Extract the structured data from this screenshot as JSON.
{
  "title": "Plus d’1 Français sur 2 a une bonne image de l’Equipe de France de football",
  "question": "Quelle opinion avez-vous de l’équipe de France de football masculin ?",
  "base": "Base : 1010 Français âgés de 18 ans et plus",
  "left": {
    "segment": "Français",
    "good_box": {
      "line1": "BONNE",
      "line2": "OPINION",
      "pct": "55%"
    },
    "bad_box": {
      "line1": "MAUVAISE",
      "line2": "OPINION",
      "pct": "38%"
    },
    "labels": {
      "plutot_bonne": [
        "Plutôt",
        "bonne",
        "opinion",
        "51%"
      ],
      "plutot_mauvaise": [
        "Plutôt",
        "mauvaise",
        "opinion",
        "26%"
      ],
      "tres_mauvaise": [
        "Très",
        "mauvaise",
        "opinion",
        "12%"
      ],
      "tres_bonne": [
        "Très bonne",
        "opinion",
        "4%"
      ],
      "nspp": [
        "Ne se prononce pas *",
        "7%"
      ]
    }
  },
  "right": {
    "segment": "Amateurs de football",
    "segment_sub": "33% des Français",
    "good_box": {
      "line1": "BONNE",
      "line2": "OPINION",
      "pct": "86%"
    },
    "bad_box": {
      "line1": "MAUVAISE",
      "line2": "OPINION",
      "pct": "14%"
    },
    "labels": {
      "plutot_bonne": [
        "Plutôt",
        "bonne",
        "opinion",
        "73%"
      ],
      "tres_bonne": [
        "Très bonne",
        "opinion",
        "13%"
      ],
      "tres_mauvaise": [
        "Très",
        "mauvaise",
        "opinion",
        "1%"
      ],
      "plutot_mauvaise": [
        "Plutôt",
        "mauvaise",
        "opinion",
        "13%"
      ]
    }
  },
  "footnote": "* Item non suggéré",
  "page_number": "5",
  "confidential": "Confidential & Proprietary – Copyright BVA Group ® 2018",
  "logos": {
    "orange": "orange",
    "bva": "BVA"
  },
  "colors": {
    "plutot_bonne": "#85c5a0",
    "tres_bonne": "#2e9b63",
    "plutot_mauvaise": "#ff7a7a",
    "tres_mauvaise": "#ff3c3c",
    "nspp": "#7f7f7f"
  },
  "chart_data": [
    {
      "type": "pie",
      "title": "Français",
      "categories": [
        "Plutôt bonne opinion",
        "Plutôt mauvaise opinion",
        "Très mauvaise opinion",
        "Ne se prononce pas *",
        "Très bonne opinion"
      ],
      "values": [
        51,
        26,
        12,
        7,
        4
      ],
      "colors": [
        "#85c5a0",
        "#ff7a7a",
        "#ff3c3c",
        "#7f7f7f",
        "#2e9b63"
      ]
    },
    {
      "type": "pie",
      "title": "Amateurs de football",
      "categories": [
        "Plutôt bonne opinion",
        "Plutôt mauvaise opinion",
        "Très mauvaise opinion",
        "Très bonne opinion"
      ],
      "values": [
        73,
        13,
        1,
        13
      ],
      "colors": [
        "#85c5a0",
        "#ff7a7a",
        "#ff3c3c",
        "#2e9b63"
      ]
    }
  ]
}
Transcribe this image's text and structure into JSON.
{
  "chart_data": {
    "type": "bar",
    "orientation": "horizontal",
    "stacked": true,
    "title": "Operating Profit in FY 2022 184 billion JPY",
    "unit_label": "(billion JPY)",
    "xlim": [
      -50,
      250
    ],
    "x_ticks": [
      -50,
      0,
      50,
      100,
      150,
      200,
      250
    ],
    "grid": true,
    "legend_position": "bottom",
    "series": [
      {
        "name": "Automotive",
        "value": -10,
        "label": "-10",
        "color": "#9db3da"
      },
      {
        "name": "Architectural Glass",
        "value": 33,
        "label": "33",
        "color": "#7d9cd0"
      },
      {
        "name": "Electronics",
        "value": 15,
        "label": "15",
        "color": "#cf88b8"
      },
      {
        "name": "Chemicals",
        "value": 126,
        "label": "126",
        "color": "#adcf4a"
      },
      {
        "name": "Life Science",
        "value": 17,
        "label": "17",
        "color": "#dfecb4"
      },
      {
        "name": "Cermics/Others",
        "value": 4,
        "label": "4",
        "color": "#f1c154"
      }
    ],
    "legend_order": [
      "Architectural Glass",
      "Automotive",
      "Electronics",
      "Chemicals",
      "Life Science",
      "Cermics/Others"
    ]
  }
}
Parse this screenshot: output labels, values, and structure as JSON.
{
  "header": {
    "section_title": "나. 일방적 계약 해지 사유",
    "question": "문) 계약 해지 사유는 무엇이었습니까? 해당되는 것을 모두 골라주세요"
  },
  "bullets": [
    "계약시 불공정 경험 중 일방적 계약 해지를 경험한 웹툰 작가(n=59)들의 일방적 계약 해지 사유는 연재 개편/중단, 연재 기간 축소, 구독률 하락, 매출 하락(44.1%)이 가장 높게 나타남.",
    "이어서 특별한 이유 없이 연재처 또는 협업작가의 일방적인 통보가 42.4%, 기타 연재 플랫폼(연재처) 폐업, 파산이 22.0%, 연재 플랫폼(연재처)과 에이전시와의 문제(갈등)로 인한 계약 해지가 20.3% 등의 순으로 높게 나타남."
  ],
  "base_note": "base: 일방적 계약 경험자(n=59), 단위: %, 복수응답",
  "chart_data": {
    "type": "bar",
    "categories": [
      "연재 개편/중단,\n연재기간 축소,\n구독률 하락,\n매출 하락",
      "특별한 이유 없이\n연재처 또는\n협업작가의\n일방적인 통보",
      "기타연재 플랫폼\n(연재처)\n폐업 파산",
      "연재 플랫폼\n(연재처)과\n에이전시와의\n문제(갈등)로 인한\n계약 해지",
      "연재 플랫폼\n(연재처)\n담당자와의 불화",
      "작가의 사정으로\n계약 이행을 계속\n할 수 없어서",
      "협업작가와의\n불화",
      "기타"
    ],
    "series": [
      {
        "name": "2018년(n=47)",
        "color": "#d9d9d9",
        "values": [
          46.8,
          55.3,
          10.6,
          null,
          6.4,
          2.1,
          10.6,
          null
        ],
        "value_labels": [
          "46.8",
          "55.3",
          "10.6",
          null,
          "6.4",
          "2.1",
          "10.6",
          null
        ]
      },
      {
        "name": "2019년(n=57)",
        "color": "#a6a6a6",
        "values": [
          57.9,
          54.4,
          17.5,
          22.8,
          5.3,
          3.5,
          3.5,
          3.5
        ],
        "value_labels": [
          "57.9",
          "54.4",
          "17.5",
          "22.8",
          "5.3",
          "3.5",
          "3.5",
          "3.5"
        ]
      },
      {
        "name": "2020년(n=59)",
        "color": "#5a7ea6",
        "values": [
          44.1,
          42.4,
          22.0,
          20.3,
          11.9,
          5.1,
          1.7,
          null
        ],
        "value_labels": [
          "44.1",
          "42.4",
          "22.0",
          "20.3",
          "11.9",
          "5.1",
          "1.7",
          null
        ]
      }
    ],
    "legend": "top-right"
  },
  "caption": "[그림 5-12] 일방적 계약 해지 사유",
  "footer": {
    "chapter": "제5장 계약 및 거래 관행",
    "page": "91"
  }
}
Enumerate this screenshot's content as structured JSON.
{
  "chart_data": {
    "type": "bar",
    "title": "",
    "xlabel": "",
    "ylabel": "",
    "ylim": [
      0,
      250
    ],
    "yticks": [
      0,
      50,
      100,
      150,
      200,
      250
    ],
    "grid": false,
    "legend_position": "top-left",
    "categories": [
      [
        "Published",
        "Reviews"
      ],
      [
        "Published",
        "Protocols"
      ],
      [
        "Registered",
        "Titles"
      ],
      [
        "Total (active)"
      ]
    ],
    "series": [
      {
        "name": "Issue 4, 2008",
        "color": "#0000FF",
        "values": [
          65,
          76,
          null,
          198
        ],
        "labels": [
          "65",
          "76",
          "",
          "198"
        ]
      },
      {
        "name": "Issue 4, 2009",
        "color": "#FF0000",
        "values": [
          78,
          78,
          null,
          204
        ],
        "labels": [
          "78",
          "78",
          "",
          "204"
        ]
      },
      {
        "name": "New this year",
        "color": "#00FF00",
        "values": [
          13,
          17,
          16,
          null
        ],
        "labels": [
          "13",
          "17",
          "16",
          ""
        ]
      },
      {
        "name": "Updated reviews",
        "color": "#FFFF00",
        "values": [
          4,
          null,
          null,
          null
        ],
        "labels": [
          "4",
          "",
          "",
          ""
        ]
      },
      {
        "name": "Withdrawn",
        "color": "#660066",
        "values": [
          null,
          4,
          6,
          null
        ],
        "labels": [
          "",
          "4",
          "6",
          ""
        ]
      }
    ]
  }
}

#### What to produce:
State how many lines of the listing include the word "structured". Reply with the number alone.

#### Response to the task:
2